------ RECORDS SHOWN
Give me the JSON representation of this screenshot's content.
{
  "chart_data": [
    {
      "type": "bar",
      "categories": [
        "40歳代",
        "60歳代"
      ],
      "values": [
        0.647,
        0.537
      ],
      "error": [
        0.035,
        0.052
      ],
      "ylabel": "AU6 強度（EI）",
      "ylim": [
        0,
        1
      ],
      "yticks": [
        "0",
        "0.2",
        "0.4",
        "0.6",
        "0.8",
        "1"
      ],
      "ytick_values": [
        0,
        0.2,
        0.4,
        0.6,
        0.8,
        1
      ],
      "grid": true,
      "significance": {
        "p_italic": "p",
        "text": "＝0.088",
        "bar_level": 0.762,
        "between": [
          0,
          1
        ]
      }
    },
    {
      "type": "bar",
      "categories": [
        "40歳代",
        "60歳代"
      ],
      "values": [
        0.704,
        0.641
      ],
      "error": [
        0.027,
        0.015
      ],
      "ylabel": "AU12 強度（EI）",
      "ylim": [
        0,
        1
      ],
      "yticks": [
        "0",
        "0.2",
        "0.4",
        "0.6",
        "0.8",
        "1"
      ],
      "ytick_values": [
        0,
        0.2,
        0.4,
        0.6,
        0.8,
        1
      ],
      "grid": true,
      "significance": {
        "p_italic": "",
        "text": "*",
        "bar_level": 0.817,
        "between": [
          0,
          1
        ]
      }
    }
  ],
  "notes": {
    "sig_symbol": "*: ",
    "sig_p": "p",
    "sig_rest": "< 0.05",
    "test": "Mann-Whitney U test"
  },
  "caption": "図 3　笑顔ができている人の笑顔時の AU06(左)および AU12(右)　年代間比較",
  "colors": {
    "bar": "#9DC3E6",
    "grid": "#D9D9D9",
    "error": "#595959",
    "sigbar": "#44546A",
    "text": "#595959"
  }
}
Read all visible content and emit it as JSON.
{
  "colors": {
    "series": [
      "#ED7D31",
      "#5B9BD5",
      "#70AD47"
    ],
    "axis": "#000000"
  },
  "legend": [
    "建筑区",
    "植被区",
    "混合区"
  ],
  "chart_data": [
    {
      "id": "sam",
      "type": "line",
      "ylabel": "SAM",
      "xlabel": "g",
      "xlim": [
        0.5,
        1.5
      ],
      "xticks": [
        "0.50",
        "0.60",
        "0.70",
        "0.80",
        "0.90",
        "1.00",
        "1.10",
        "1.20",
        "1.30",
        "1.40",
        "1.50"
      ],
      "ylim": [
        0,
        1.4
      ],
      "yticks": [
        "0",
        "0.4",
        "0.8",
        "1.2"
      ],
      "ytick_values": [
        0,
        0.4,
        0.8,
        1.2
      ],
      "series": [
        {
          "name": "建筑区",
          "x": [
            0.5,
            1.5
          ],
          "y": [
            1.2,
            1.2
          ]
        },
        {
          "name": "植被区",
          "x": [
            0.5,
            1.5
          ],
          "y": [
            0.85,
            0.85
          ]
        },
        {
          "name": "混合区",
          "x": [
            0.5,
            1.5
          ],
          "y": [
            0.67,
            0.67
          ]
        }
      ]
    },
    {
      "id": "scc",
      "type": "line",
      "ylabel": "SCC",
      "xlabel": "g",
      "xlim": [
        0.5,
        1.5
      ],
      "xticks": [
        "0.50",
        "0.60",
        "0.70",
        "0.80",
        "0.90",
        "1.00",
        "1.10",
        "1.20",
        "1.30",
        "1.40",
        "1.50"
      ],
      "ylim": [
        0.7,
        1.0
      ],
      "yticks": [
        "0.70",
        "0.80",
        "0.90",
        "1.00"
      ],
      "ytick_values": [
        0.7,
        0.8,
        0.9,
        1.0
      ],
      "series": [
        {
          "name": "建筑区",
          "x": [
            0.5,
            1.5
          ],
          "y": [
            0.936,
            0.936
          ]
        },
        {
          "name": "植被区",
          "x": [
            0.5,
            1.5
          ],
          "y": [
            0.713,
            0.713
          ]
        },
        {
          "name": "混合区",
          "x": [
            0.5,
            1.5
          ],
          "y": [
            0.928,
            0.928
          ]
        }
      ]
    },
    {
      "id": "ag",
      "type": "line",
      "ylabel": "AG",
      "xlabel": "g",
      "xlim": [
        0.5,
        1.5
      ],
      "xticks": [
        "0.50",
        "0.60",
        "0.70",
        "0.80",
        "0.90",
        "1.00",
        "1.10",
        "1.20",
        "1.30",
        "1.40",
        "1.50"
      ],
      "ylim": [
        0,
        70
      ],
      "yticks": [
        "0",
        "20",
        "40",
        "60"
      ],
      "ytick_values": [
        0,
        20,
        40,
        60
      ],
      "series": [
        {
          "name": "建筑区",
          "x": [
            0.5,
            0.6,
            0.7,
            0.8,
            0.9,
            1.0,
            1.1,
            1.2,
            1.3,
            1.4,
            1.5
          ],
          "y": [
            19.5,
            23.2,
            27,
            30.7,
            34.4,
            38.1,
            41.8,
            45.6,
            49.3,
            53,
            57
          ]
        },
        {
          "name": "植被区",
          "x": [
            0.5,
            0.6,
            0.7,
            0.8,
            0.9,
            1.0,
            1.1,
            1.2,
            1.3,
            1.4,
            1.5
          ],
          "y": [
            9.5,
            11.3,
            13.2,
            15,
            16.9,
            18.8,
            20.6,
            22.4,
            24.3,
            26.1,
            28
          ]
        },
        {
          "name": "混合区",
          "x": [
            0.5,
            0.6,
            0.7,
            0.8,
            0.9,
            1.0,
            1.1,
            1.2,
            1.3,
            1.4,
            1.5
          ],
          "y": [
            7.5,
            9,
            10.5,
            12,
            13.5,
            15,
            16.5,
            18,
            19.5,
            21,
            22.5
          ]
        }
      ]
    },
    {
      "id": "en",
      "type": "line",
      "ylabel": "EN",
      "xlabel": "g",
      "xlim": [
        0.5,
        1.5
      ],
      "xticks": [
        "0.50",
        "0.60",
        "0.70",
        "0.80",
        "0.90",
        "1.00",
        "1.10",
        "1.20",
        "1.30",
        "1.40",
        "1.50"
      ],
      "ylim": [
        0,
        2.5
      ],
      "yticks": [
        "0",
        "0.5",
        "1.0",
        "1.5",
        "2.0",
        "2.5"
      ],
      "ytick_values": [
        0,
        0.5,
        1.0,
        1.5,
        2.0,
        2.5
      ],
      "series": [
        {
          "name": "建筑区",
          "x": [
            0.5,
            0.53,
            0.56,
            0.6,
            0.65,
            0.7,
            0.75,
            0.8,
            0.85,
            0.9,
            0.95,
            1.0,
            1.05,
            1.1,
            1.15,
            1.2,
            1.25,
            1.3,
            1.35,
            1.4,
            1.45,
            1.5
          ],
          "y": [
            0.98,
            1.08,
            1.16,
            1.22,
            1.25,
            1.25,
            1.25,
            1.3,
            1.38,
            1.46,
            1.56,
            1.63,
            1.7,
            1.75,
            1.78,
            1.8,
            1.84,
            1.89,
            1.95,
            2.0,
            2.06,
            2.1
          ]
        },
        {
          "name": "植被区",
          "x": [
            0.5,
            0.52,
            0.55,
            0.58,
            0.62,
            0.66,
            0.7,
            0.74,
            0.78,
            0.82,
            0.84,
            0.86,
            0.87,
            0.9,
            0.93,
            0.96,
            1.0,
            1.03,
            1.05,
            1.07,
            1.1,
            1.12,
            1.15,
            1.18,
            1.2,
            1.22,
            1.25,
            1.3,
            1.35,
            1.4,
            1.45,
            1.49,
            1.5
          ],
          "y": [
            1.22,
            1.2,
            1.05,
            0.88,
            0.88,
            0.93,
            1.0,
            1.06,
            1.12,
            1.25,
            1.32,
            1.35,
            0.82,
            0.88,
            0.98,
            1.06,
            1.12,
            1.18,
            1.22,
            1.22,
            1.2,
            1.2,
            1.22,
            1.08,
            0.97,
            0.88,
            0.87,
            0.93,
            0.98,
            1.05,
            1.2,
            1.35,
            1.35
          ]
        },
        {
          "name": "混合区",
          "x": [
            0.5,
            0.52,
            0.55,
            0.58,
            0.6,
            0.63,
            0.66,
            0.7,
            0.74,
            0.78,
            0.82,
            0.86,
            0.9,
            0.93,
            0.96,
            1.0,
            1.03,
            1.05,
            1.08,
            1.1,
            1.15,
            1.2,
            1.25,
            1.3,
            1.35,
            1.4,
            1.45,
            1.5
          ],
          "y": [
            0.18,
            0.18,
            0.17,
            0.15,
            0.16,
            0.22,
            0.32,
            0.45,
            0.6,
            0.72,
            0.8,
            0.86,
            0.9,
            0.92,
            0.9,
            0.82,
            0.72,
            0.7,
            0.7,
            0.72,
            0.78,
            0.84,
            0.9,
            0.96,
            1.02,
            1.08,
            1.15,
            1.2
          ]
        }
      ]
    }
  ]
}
------------
GIVEN INSTRUCTION >> Find the word "JSON" in the entries above and gather every line that holds it.

RESPONSE TO THIS TASK >>
Give me the JSON representation of this screenshot's content.
Read all visible content and emit it as JSON.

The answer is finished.